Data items
___

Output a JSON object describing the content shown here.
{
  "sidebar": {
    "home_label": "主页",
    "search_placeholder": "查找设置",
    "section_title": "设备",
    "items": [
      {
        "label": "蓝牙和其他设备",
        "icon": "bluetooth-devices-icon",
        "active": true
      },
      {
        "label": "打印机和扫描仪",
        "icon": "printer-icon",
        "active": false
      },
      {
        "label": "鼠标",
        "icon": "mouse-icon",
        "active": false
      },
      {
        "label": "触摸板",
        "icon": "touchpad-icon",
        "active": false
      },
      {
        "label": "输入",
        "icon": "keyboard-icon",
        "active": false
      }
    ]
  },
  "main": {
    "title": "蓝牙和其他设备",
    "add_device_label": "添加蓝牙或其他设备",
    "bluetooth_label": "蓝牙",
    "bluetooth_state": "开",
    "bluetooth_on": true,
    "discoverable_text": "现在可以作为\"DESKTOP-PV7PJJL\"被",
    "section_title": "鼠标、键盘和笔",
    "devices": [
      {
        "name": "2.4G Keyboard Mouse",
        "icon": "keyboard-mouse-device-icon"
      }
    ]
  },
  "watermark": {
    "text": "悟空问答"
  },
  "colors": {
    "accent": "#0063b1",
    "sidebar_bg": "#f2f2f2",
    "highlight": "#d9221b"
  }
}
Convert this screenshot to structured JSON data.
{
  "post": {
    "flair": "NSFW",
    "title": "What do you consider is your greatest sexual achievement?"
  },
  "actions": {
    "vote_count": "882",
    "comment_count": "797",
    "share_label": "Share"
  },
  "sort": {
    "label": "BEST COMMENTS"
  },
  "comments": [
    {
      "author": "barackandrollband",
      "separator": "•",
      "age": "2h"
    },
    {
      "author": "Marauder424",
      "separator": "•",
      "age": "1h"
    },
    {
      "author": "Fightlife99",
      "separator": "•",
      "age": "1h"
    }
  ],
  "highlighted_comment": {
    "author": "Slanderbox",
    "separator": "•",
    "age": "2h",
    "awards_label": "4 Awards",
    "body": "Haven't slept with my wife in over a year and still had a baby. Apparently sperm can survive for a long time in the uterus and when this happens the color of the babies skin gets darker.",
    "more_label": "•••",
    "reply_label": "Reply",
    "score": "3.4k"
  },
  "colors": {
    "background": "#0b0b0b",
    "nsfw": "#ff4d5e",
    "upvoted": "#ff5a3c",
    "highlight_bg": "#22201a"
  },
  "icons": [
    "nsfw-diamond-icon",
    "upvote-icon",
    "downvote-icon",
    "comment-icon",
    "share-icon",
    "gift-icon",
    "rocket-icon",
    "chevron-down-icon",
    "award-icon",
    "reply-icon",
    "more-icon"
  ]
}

___

* _Set exercise_: Every line of the data above should be reproduced word for word.

* _Result_:
Output a JSON object describing the content shown here.
{
  "sidebar": {
    "home_label": "主页",
    "search_placeholder": "查找设置",
    "section_title": "设备",
    "items": [
      {
        "label": "蓝牙和其他设备",
        "icon": "bluetooth-devices-icon",
        "active": true
      },
      {
        "label": "打印机和扫描仪",
        "icon": "printer-icon",
        "active": false
      },
      {
        "label": "鼠标",
        "icon": "mouse-icon",
        "active": false
      },
      {
        "label": "触摸板",
        "icon": "touchpad-icon",
        "active": false
      },
      {
        "label": "输入",
        "icon": "keyboard-icon",
        "active": false
      }
    ]
  },
  "main": {
    "title": "蓝牙和其他设备",
    "add_device_label": "添加蓝牙或其他设备",
    "bluetooth_label": "蓝牙",
    "bluetooth_state": "开",
    "bluetooth_on": true,
    "discoverable_text": "现在可以作为\"DESKTOP-PV7PJJL\"被",
    "section_title": "鼠标、键盘和笔",
    "devices": [
      {
        "name": "2.4G Keyboard Mouse",
        "icon": "keyboard-mouse-device-icon"
      }
    ]
  },
  "watermark": {
    "text": "悟空问答"
  },
  "colors": {
    "accent": "#0063b1",
    "sidebar_bg": "#f2f2f2",
    "highlight": "#d9221b"
  }
}
Convert this screenshot to structured JSON data.
{
  "post": {
    "flair": "NSFW",
    "title": "What do you consider is your greatest sexual achievement?"
  },
  "actions": {
    "vote_count": "882",
    "comment_count": "797",
    "share_label": "Share"
  },
  "sort": {
    "label": "BEST COMMENTS"
  },
  "comments": [
    {
      "author": "barackandrollband",
      "separator": "•",
      "age": "2h"
    },
    {
      "author": "Marauder424",
      "separator": "•",
      "age": "1h"
    },
    {
      "author": "Fightlife99",
      "separator": "•",
      "age": "1h"
    }
  ],
  "highlighted_comment": {
    "author": "Slanderbox",
    "separator": "•",
    "age": "2h",
    "awards_label": "4 Awards",
    "body": "Haven't slept with my wife in over a year and still had a baby. Apparently sperm can survive for a long time in the uterus and when this happens the color of the babies skin gets darker.",
    "more_label": "•••",
    "reply_label": "Reply",
    "score": "3.4k"
  },
  "colors": {
    "background": "#0b0b0b",
    "nsfw": "#ff4d5e",
    "upvoted": "#ff5a3c",
    "highlight_bg": "#22201a"
  },
  "icons": [
    "nsfw-diamond-icon",
    "upvote-icon",
    "downvote-icon",
    "comment-icon",
    "share-icon",
    "gift-icon",
    "rocket-icon",
    "chevron-down-icon",
    "award-icon",
    "reply-icon",
    "more-icon"
  ]
}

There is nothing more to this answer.